### Data records
## Begin

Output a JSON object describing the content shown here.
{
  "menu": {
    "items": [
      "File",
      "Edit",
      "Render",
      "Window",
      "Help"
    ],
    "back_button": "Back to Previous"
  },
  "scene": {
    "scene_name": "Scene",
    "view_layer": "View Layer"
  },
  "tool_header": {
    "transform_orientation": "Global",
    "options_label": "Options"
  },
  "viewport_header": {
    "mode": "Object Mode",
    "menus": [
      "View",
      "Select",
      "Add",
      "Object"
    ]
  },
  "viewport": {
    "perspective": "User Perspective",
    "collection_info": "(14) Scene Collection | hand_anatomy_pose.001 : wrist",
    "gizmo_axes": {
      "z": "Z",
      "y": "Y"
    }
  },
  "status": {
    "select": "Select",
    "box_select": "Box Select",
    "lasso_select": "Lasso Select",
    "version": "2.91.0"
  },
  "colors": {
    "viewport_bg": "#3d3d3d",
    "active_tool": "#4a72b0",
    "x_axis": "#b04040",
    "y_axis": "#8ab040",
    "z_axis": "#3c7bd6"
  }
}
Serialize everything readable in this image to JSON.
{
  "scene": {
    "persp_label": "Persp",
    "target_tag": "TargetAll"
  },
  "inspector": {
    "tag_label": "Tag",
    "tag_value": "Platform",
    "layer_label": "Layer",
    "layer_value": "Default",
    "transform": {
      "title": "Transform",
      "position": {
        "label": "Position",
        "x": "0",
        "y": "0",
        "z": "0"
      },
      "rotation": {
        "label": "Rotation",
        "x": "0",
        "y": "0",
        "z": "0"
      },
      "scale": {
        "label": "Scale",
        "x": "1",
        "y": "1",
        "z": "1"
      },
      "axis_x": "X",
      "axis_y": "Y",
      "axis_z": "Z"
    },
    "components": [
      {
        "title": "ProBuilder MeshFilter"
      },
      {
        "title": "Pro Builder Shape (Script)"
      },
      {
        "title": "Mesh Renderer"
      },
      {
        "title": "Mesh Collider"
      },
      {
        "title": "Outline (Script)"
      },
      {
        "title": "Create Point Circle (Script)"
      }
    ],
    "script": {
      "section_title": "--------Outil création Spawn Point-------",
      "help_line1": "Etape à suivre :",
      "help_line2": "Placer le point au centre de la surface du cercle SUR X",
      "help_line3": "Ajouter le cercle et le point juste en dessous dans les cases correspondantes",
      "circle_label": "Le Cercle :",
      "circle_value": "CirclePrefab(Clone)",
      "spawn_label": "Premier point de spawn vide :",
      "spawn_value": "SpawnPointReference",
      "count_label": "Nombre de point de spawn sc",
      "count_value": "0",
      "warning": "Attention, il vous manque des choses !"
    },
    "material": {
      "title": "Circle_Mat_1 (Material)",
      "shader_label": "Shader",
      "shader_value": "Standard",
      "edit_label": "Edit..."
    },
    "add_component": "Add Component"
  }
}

## End

### What is asked
Return the line that contains "Serialize everything readable" and all lines after it, verbatim, and nothing else.

### The solution
Serialize everything readable in this image to JSON.
{
  "scene": {
    "persp_label": "Persp",
    "target_tag": "TargetAll"
  },
  "inspector": {
    "tag_label": "Tag",
    "tag_value": "Platform",
    "layer_label": "Layer",
    "layer_value": "Default",
    "transform": {
      "title": "Transform",
      "position": {
        "label": "Position",
        "x": "0",
        "y": "0",
        "z": "0"
      },
      "rotation": {
        "label": "Rotation",
        "x": "0",
        "y": "0",
        "z": "0"
      },
      "scale": {
        "label": "Scale",
        "x": "1",
        "y": "1",
        "z": "1"
      },
      "axis_x": "X",
      "axis_y": "Y",
      "axis_z": "Z"
    },
    "components": [
      {
        "title": "ProBuilder MeshFilter"
      },
      {
        "title": "Pro Builder Shape (Script)"
      },
      {
        "title": "Mesh Renderer"
      },
      {
        "title": "Mesh Collider"
      },
      {
        "title": "Outline (Script)"
      },
      {
        "title": "Create Point Circle (Script)"
      }
    ],
    "script": {
      "section_title": "--------Outil création Spawn Point-------",
      "help_line1": "Etape à suivre :",
      "help_line2": "Placer le point au centre de la surface du cercle SUR X",
      "help_line3": "Ajouter le cercle et le point juste en dessous dans les cases correspondantes",
      "circle_label": "Le Cercle :",
      "circle_value": "CirclePrefab(Clone)",
      "spawn_label": "Premier point de spawn vide :",
      "spawn_value": "SpawnPointReference",
      "count_label": "Nombre de point de spawn sc",
      "count_value": "0",
      "warning": "Attention, il vous manque des choses !"
    },
    "material": {
      "title": "Circle_Mat_1 (Material)",
      "shader_label": "Shader",
      "shader_value": "Standard",
      "edit_label": "Edit..."
    },
    "add_component": "Add Component"
  }
}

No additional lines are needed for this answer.